_ENTRIES SHOWN_.
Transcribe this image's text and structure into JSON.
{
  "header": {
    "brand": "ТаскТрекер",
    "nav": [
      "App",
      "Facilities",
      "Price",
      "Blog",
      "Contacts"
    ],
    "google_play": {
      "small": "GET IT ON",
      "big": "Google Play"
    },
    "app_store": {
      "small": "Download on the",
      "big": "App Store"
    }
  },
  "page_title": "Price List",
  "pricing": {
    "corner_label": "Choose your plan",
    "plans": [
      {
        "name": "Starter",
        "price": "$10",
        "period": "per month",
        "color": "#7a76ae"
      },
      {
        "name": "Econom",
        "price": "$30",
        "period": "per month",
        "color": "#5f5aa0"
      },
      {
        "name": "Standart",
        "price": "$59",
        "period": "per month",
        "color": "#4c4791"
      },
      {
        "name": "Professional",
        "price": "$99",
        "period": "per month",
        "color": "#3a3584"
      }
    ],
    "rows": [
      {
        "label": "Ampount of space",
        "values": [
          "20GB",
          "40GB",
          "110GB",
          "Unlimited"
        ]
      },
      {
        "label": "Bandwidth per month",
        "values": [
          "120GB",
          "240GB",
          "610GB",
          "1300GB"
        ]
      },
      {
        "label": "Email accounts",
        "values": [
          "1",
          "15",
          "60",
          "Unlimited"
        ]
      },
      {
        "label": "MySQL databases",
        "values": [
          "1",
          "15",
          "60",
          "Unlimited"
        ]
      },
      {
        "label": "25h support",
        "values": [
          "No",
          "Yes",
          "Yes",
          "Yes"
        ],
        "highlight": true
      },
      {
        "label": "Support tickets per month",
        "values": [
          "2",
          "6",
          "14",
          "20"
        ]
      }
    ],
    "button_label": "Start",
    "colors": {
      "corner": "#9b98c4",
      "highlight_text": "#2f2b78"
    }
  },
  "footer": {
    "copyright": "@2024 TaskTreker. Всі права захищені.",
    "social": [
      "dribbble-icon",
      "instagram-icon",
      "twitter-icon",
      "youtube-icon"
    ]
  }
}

_SHORT EXERCISE_.
Emit the full listing verbatim.

_COMPLETED TASK_.
Transcribe this image's text and structure into JSON.
{
  "header": {
    "brand": "ТаскТрекер",
    "nav": [
      "App",
      "Facilities",
      "Price",
      "Blog",
      "Contacts"
    ],
    "google_play": {
      "small": "GET IT ON",
      "big": "Google Play"
    },
    "app_store": {
      "small": "Download on the",
      "big": "App Store"
    }
  },
  "page_title": "Price List",
  "pricing": {
    "corner_label": "Choose your plan",
    "plans": [
      {
        "name": "Starter",
        "price": "$10",
        "period": "per month",
        "color": "#7a76ae"
      },
      {
        "name": "Econom",
        "price": "$30",
        "period": "per month",
        "color": "#5f5aa0"
      },
      {
        "name": "Standart",
        "price": "$59",
        "period": "per month",
        "color": "#4c4791"
      },
      {
        "name": "Professional",
        "price": "$99",
        "period": "per month",
        "color": "#3a3584"
      }
    ],
    "rows": [
      {
        "label": "Ampount of space",
        "values": [
          "20GB",
          "40GB",
          "110GB",
          "Unlimited"
        ]
      },
      {
        "label": "Bandwidth per month",
        "values": [
          "120GB",
          "240GB",
          "610GB",
          "1300GB"
        ]
      },
      {
        "label": "Email accounts",
        "values": [
          "1",
          "15",
          "60",
          "Unlimited"
        ]
      },
      {
        "label": "MySQL databases",
        "values": [
          "1",
          "15",
          "60",
          "Unlimited"
        ]
      },
      {
        "label": "25h support",
        "values": [
          "No",
          "Yes",
          "Yes",
          "Yes"
        ],
        "highlight": true
      },
      {
        "label": "Support tickets per month",
        "values": [
          "2",
          "6",
          "14",
          "20"
        ]
      }
    ],
    "button_label": "Start",
    "colors": {
      "corner": "#9b98c4",
      "highlight_text": "#2f2b78"
    }
  },
  "footer": {
    "copyright": "@2024 TaskTreker. Всі права захищені.",
    "social": [
      "dribbble-icon",
      "instagram-icon",
      "twitter-icon",
      "youtube-icon"
    ]
  }
}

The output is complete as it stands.